■ Challenge
Repeat all the material exactly; pictures stay out of your copy.
★ ★ ★
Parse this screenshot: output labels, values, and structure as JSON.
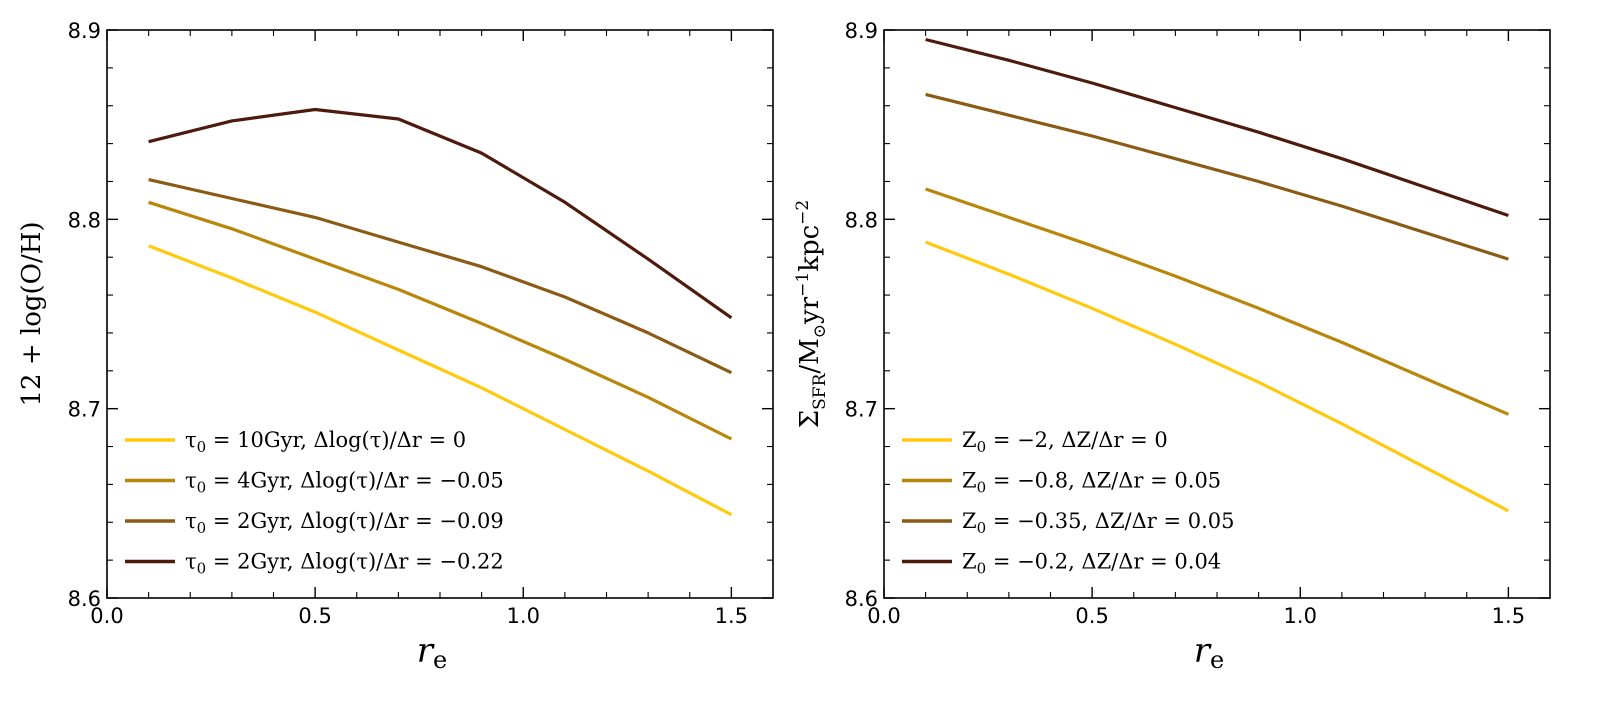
{
  "chart_data": [
    {
      "type": "line",
      "xlabel": "r",
      "xlabel_sub": "e",
      "ylabel": "12 + log(O/H)",
      "xlim": [
        0.0,
        1.6
      ],
      "ylim": [
        8.6,
        8.9
      ],
      "xticks": [
        0.0,
        0.5,
        1.0,
        1.5
      ],
      "xtick_labels": [
        "0.0",
        "0.5",
        "1.0",
        "1.5"
      ],
      "yticks": [
        8.6,
        8.7,
        8.8,
        8.9
      ],
      "ytick_labels": [
        "8.6",
        "8.7",
        "8.8",
        "8.9"
      ],
      "grid": false,
      "legend_position": "bottom-left",
      "series": [
        {
          "name": "τ₀ = 10Gyr, Δlog(τ)/Δr = 0",
          "color": "#FFC90E",
          "x": [
            0.1,
            0.3,
            0.5,
            0.7,
            0.9,
            1.1,
            1.3,
            1.5
          ],
          "y": [
            8.786,
            8.769,
            8.751,
            8.731,
            8.711,
            8.689,
            8.667,
            8.644
          ]
        },
        {
          "name": "τ₀ = 4Gyr, Δlog(τ)/Δr = −0.05",
          "color": "#B8860B",
          "x": [
            0.1,
            0.3,
            0.5,
            0.7,
            0.9,
            1.1,
            1.3,
            1.5
          ],
          "y": [
            8.809,
            8.795,
            8.779,
            8.763,
            8.745,
            8.726,
            8.706,
            8.684
          ]
        },
        {
          "name": "τ₀ = 2Gyr, Δlog(τ)/Δr = −0.09",
          "color": "#8B5A14",
          "x": [
            0.1,
            0.3,
            0.5,
            0.7,
            0.9,
            1.1,
            1.3,
            1.5
          ],
          "y": [
            8.821,
            8.811,
            8.801,
            8.788,
            8.775,
            8.759,
            8.74,
            8.719
          ]
        },
        {
          "name": "τ₀ = 2Gyr, Δlog(τ)/Δr = −0.22",
          "color": "#4E1A0C",
          "x": [
            0.1,
            0.3,
            0.5,
            0.7,
            0.9,
            1.1,
            1.3,
            1.5
          ],
          "y": [
            8.841,
            8.852,
            8.858,
            8.853,
            8.835,
            8.809,
            8.779,
            8.748
          ]
        }
      ]
    },
    {
      "type": "line",
      "xlabel": "r",
      "xlabel_sub": "e",
      "ylabel": "Σ_SFR / M⊙ yr⁻¹ kpc⁻²",
      "xlim": [
        0.0,
        1.6
      ],
      "ylim": [
        8.6,
        8.9
      ],
      "xticks": [
        0.0,
        0.5,
        1.0,
        1.5
      ],
      "xtick_labels": [
        "0.0",
        "0.5",
        "1.0",
        "1.5"
      ],
      "yticks": [
        8.6,
        8.7,
        8.8,
        8.9
      ],
      "ytick_labels": [
        "8.6",
        "8.7",
        "8.8",
        "8.9"
      ],
      "grid": false,
      "legend_position": "bottom-left",
      "series": [
        {
          "name": "Z₀ = −2, ΔZ/Δr = 0",
          "color": "#FFC90E",
          "x": [
            0.1,
            0.3,
            0.5,
            0.7,
            0.9,
            1.1,
            1.3,
            1.5
          ],
          "y": [
            8.788,
            8.771,
            8.753,
            8.734,
            8.714,
            8.692,
            8.669,
            8.646
          ]
        },
        {
          "name": "Z₀ = −0.8, ΔZ/Δr = 0.05",
          "color": "#B8860B",
          "x": [
            0.1,
            0.3,
            0.5,
            0.7,
            0.9,
            1.1,
            1.3,
            1.5
          ],
          "y": [
            8.816,
            8.801,
            8.786,
            8.77,
            8.753,
            8.735,
            8.716,
            8.697
          ]
        },
        {
          "name": "Z₀ = −0.35, ΔZ/Δr = 0.05",
          "color": "#8B5A14",
          "x": [
            0.1,
            0.3,
            0.5,
            0.7,
            0.9,
            1.1,
            1.3,
            1.5
          ],
          "y": [
            8.866,
            8.855,
            8.844,
            8.832,
            8.82,
            8.807,
            8.793,
            8.779
          ]
        },
        {
          "name": "Z₀ = −0.2, ΔZ/Δr = 0.04",
          "color": "#4E1A0C",
          "x": [
            0.1,
            0.3,
            0.5,
            0.7,
            0.9,
            1.1,
            1.3,
            1.5
          ],
          "y": [
            8.895,
            8.884,
            8.872,
            8.859,
            8.846,
            8.832,
            8.817,
            8.802
          ]
        }
      ]
    }
  ]
}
★ ★ ★
■ Result of the task
Parse this screenshot: output labels, values, and structure as JSON.
{
  "chart_data": [
    {
      "type": "line",
      "xlabel": "r",
      "xlabel_sub": "e",
      "ylabel": "12 + log(O/H)",
      "xlim": [
        0.0,
        1.6
      ],
      "ylim": [
        8.6,
        8.9
      ],
      "xticks": [
        0.0,
        0.5,
        1.0,
        1.5
      ],
      "xtick_labels": [
        "0.0",
        "0.5",
        "1.0",
        "1.5"
      ],
      "yticks": [
        8.6,
        8.7,
        8.8,
        8.9
      ],
      "ytick_labels": [
        "8.6",
        "8.7",
        "8.8",
        "8.9"
      ],
      "grid": false,
      "legend_position": "bottom-left",
      "series": [
        {
          "name": "τ₀ = 10Gyr, Δlog(τ)/Δr = 0",
          "color": "#FFC90E",
          "x": [
            0.1,
            0.3,
            0.5,
            0.7,
            0.9,
            1.1,
            1.3,
            1.5
          ],
          "y": [
            8.786,
            8.769,
            8.751,
            8.731,
            8.711,
            8.689,
            8.667,
            8.644
          ]
        },
        {
          "name": "τ₀ = 4Gyr, Δlog(τ)/Δr = −0.05",
          "color": "#B8860B",
          "x": [
            0.1,
            0.3,
            0.5,
            0.7,
            0.9,
            1.1,
            1.3,
            1.5
          ],
          "y": [
            8.809,
            8.795,
            8.779,
            8.763,
            8.745,
            8.726,
            8.706,
            8.684
          ]
        },
        {
          "name": "τ₀ = 2Gyr, Δlog(τ)/Δr = −0.09",
          "color": "#8B5A14",
          "x": [
            0.1,
            0.3,
            0.5,
            0.7,
            0.9,
            1.1,
            1.3,
            1.5
          ],
          "y": [
            8.821,
            8.811,
            8.801,
            8.788,
            8.775,
            8.759,
            8.74,
            8.719
          ]
        },
        {
          "name": "τ₀ = 2Gyr, Δlog(τ)/Δr = −0.22",
          "color": "#4E1A0C",
          "x": [
            0.1,
            0.3,
            0.5,
            0.7,
            0.9,
            1.1,
            1.3,
            1.5
          ],
          "y": [
            8.841,
            8.852,
            8.858,
            8.853,
            8.835,
            8.809,
            8.779,
            8.748
          ]
        }
      ]
    },
    {
      "type": "line",
      "xlabel": "r",
      "xlabel_sub": "e",
      "ylabel": "Σ_SFR / M⊙ yr⁻¹ kpc⁻²",
      "xlim": [
        0.0,
        1.6
      ],
      "ylim": [
        8.6,
        8.9
      ],
      "xticks": [
        0.0,
        0.5,
        1.0,
        1.5
      ],
      "xtick_labels": [
        "0.0",
        "0.5",
        "1.0",
        "1.5"
      ],
      "yticks": [
        8.6,
        8.7,
        8.8,
        8.9
      ],
      "ytick_labels": [
        "8.6",
        "8.7",
        "8.8",
        "8.9"
      ],
      "grid": false,
      "legend_position": "bottom-left",
      "series": [
        {
          "name": "Z₀ = −2, ΔZ/Δr = 0",
          "color": "#FFC90E",
          "x": [
            0.1,
            0.3,
            0.5,
            0.7,
            0.9,
            1.1,
            1.3,
            1.5
          ],
          "y": [
            8.788,
            8.771,
            8.753,
            8.734,
            8.714,
            8.692,
            8.669,
            8.646
          ]
        },
        {
          "name": "Z₀ = −0.8, ΔZ/Δr = 0.05",
          "color": "#B8860B",
          "x": [
            0.1,
            0.3,
            0.5,
            0.7,
            0.9,
            1.1,
            1.3,
            1.5
          ],
          "y": [
            8.816,
            8.801,
            8.786,
            8.77,
            8.753,
            8.735,
            8.716,
            8.697
          ]
        },
        {
          "name": "Z₀ = −0.35, ΔZ/Δr = 0.05",
          "color": "#8B5A14",
          "x": [
            0.1,
            0.3,
            0.5,
            0.7,
            0.9,
            1.1,
            1.3,
            1.5
          ],
          "y": [
            8.866,
            8.855,
            8.844,
            8.832,
            8.82,
            8.807,
            8.793,
            8.779
          ]
        },
        {
          "name": "Z₀ = −0.2, ΔZ/Δr = 0.04",
          "color": "#4E1A0C",
          "x": [
            0.1,
            0.3,
            0.5,
            0.7,
            0.9,
            1.1,
            1.3,
            1.5
          ],
          "y": [
            8.895,
            8.884,
            8.872,
            8.859,
            8.846,
            8.832,
            8.817,
            8.802
          ]
        }
      ]
    }
  ]
}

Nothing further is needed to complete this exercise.